Written exercise => Decide whether each statement agrees with the datalog testing guide, answering yes or no and quoting the words of the guide that settle it. 1. The testing method described is suitable for memory testing. 2. The test script automatically tests every file with the .dl extension. 3. The first compilation takes a minute or two.

Excerpt =>
- - -

Thank you for contributing to the differential datalog project!

Follow these steps, detailed below, to create a datalog test. Note that this testing method is primarily suitable for testing correctness of the datalog engine. It is not suitable for performance or memory testing, which requires feeding a large number of records to datalog.

  1. Write a test datalog program
  2. Create test workload
  3. Create a pull request

Writing a test program

Test files are located in the test/datalog_tests directory. The test script will automatically test all files with *.dl extension.

  1. Create a file named test/datalog_tests/<test>.dl, where <test> is the name of your test.
  2. Create your test program, including type declarations, relations, functions, and rules.
  3. Run stack test (or stack test --ta '-p <test>' to run an individual test only) anywhere in the source tree. The test script will automatically validate and compile the program. Fix any compilation errors. If you get a rust compilation error message starting with something like cargo test failed with exit code ExitFailure 101, this means that the datalog compiler produced invalid Rust code. Please submit a bug report. Note: compilation will take a minute or two the first time as cargo pulls and compiles Rust dependencies. Once compilation succeeds, it will create test/datalog_test/<test>.ast file and a golden test file test/datalog_test/<test>.ast.expected. Remove this file whenever you change the datalog program to re-generate it.

Example datalog program path.dl

The following example computes all paths in a graph as a transitive closure of the edge relation.

typedef node = string

input relation Edge(s: node, t: node)

relation Path(s1: node, s2: node)

Path(x, y) :- Edge(x,y).
Path(x, z) :- Path(x, w), Edge(w, z).

Creating test workload

Next we would like to check that the datalog program computes correct outputs.

  1. Create a file named test/datalog_tests/<test>.dat (the test script will automatically associate this file with the corresponding .dl file).
  2. Populate the file with a sequence of commands from the table below.
  3. Run stack test again. This should create a file named test/datalog_tests/<test>.dump containing the output of all dump and echo commands in the script and test/datalog_tests/<test>.dump.expected.
  4. Inspect the dump file; make sure that the output of the tool is correct. If it's not, please submit a bug report including .dl and .dat files.
  5. Make sure that you delete the .expected file whenever the datalog program or the test workload changed; otherwise the test will fail.

- - -

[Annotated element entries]
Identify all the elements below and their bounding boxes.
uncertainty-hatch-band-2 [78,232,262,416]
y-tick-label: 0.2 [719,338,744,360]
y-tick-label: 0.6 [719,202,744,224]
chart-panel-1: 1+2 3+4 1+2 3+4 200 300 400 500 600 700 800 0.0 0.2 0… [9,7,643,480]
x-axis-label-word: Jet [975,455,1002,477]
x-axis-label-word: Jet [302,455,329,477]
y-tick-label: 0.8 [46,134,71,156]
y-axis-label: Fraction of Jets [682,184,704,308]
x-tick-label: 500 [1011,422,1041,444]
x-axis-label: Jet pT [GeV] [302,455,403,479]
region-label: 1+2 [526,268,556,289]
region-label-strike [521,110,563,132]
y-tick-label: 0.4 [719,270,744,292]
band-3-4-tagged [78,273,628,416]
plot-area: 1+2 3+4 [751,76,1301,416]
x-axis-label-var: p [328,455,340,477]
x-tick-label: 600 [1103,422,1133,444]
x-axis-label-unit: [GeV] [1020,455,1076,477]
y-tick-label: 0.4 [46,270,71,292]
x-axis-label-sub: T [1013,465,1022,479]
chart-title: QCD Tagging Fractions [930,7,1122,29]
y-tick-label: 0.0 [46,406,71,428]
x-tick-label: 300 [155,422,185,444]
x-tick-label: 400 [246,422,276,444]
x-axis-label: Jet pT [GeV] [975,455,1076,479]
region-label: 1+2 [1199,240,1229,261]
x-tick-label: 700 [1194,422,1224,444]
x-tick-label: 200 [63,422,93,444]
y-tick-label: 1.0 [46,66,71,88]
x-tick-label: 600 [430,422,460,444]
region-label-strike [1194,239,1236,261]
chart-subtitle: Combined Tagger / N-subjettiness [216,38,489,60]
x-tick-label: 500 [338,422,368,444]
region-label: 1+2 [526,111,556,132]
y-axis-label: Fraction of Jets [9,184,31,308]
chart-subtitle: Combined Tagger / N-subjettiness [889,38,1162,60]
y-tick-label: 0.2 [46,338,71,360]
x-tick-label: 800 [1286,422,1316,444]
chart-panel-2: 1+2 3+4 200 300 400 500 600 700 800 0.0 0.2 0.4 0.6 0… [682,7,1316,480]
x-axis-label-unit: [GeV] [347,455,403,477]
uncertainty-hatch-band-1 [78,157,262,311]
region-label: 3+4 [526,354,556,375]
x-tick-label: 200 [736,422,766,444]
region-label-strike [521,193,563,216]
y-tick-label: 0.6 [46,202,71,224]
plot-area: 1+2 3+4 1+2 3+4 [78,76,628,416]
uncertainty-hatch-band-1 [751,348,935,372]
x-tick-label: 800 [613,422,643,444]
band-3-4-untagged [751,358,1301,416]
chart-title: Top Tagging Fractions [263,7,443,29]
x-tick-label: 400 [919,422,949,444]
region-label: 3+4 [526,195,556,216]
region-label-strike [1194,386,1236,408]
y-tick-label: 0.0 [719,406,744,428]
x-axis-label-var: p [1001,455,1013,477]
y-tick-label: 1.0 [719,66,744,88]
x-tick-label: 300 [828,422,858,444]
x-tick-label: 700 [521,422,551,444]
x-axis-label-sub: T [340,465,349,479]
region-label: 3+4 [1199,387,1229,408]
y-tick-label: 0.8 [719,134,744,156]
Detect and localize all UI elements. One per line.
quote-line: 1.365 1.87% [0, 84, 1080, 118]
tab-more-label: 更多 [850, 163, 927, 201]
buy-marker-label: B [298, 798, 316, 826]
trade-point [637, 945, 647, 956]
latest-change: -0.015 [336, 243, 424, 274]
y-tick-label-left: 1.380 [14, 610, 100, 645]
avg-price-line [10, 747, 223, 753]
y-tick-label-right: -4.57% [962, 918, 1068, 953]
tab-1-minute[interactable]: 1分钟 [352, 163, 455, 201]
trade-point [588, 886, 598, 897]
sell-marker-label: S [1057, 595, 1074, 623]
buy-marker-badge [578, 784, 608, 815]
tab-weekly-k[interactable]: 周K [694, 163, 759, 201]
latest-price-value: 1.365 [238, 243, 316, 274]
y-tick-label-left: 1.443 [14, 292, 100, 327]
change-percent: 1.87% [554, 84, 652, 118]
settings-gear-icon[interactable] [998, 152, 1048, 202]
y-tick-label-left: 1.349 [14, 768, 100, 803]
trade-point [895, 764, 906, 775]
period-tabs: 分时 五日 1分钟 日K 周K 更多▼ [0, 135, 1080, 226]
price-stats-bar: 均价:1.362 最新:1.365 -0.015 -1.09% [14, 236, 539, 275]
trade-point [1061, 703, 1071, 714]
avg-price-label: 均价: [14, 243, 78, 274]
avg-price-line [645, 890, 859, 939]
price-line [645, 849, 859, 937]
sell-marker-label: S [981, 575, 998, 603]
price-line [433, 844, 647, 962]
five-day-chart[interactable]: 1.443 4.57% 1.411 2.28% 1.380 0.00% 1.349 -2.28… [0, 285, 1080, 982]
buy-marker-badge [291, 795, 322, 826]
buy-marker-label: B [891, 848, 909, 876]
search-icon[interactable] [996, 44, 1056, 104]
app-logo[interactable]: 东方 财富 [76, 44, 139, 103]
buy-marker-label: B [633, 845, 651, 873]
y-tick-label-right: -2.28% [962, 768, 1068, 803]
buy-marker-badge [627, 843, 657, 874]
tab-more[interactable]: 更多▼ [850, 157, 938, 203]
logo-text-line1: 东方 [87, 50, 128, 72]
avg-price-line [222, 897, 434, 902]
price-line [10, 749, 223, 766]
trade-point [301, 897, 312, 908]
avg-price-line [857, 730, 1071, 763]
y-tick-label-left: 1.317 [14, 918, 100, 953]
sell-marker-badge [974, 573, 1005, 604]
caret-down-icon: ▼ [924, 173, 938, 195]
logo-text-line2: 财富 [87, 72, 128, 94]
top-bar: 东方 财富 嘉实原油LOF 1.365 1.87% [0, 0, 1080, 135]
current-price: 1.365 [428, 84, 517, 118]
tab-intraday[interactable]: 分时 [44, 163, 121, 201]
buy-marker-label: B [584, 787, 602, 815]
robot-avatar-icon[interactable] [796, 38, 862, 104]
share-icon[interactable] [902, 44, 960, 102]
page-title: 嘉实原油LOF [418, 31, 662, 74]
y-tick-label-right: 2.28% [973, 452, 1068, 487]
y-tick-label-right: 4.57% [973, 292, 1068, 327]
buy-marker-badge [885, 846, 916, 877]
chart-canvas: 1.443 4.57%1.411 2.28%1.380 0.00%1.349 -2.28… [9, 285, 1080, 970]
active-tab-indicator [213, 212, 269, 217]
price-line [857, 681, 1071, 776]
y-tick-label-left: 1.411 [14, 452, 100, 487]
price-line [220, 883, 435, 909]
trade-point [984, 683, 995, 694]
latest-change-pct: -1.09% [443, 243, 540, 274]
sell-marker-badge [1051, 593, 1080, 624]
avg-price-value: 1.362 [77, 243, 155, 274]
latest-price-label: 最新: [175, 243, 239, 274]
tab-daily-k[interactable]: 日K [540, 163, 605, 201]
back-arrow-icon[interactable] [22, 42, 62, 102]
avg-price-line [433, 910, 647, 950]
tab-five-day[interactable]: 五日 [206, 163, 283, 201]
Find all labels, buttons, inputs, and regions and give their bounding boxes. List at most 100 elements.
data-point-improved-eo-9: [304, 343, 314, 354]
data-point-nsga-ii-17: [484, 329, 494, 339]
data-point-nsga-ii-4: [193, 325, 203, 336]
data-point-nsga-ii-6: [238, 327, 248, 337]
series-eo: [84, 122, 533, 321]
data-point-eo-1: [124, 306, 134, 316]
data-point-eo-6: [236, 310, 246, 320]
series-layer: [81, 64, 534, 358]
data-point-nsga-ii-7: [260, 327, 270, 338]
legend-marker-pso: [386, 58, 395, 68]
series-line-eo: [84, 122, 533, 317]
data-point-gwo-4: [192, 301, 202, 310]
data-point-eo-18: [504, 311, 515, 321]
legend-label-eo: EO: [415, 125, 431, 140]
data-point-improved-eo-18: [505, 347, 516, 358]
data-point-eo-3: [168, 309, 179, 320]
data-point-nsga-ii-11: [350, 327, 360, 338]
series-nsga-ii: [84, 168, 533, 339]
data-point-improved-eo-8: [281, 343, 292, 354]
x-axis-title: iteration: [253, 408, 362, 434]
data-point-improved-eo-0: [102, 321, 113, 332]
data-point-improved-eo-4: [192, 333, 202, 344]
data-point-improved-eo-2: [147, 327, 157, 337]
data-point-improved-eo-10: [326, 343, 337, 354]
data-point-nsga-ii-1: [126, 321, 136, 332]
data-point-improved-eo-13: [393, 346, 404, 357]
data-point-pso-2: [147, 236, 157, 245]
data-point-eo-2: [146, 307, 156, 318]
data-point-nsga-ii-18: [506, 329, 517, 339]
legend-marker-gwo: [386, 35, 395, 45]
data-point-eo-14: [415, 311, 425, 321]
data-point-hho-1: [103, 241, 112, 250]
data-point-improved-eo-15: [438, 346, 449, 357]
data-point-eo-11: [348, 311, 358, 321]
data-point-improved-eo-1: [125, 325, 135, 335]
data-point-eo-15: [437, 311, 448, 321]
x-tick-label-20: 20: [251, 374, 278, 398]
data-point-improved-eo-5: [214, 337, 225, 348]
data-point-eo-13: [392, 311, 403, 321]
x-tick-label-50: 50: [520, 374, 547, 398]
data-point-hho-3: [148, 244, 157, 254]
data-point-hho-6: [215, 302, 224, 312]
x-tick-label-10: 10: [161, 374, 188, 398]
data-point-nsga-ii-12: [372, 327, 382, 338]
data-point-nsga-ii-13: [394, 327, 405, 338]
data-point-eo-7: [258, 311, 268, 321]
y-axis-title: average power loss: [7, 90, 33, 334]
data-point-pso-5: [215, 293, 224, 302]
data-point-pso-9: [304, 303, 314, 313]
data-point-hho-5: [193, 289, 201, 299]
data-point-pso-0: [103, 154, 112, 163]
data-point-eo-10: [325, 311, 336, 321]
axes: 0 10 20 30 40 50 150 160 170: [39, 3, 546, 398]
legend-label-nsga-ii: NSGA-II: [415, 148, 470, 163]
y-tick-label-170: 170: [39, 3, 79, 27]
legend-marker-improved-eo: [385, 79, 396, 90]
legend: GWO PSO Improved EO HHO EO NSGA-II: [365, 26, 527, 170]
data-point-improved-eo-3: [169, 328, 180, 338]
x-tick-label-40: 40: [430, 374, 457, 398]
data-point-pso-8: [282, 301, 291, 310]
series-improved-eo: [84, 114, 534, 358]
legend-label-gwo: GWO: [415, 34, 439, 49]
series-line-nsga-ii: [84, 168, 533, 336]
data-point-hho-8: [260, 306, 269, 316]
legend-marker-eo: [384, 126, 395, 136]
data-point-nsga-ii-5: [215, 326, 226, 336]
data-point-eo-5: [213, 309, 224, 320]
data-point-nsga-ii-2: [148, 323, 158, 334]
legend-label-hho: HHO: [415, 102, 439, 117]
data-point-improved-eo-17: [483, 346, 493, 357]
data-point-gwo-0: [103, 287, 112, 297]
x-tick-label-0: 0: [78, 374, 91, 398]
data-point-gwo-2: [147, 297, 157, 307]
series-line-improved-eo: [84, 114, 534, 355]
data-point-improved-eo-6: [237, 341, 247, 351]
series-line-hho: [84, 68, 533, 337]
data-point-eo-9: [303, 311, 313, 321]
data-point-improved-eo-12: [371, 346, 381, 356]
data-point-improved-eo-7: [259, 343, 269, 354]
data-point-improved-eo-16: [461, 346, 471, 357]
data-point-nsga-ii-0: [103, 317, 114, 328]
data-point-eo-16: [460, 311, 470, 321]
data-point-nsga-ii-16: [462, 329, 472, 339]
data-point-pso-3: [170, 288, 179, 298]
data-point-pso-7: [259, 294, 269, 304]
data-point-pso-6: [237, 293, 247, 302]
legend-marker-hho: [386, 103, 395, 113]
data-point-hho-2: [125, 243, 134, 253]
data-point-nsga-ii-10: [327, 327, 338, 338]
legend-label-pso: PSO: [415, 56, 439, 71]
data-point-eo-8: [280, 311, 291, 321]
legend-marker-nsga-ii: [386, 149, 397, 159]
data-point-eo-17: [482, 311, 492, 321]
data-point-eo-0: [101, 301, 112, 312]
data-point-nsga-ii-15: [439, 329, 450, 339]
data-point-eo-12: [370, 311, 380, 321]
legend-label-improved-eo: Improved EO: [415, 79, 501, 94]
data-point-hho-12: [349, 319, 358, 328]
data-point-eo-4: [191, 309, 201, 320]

- - -

Output of the exercise =>
1. No: "It is not suitable for performance or memory testing, which requires feeding a large number of records to datalog."
2. Yes: "The test script will automatically test all files with *.dl extension."
3. Yes: "compilation will take a minute or two the first time as cargo pulls and compiles Rust dependencies."